[Stored dataset items]
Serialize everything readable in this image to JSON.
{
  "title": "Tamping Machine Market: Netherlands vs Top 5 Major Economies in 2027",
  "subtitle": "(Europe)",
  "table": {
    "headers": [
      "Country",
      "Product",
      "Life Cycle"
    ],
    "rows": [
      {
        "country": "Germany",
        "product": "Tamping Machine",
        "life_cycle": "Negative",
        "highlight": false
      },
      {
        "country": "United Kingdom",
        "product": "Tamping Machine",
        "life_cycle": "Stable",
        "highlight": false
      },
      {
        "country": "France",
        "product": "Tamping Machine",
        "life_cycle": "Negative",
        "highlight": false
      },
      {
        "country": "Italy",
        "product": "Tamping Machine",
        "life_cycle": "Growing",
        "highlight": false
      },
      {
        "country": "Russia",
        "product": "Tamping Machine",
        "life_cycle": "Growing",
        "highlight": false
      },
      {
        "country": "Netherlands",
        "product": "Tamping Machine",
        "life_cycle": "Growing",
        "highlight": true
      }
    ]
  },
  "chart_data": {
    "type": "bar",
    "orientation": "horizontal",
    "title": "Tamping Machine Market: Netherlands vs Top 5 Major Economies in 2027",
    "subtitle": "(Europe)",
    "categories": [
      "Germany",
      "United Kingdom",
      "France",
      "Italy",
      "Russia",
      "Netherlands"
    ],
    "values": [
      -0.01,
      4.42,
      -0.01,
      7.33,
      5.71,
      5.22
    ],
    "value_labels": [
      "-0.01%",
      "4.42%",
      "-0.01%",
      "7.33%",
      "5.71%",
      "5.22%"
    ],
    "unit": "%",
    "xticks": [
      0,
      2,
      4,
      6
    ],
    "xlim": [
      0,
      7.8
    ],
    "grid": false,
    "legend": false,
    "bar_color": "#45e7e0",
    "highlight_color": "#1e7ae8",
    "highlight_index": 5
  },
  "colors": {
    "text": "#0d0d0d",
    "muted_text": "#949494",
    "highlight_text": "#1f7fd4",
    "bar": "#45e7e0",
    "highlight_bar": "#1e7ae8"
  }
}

• **WHAT YOU HAVE TO DO**:
Extract the full set of entries word for word.

• **IN RESPONSE**:
Serialize everything readable in this image to JSON.
{
  "title": "Tamping Machine Market: Netherlands vs Top 5 Major Economies in 2027",
  "subtitle": "(Europe)",
  "table": {
    "headers": [
      "Country",
      "Product",
      "Life Cycle"
    ],
    "rows": [
      {
        "country": "Germany",
        "product": "Tamping Machine",
        "life_cycle": "Negative",
        "highlight": false
      },
      {
        "country": "United Kingdom",
        "product": "Tamping Machine",
        "life_cycle": "Stable",
        "highlight": false
      },
      {
        "country": "France",
        "product": "Tamping Machine",
        "life_cycle": "Negative",
        "highlight": false
      },
      {
        "country": "Italy",
        "product": "Tamping Machine",
        "life_cycle": "Growing",
        "highlight": false
      },
      {
        "country": "Russia",
        "product": "Tamping Machine",
        "life_cycle": "Growing",
        "highlight": false
      },
      {
        "country": "Netherlands",
        "product": "Tamping Machine",
        "life_cycle": "Growing",
        "highlight": true
      }
    ]
  },
  "chart_data": {
    "type": "bar",
    "orientation": "horizontal",
    "title": "Tamping Machine Market: Netherlands vs Top 5 Major Economies in 2027",
    "subtitle": "(Europe)",
    "categories": [
      "Germany",
      "United Kingdom",
      "France",
      "Italy",
      "Russia",
      "Netherlands"
    ],
    "values": [
      -0.01,
      4.42,
      -0.01,
      7.33,
      5.71,
      5.22
    ],
    "value_labels": [
      "-0.01%",
      "4.42%",
      "-0.01%",
      "7.33%",
      "5.71%",
      "5.22%"
    ],
    "unit": "%",
    "xticks": [
      0,
      2,
      4,
      6
    ],
    "xlim": [
      0,
      7.8
    ],
    "grid": false,
    "legend": false,
    "bar_color": "#45e7e0",
    "highlight_color": "#1e7ae8",
    "highlight_index": 5
  },
  "colors": {
    "text": "#0d0d0d",
    "muted_text": "#949494",
    "highlight_text": "#1f7fd4",
    "bar": "#45e7e0",
    "highlight_bar": "#1e7ae8"
  }
}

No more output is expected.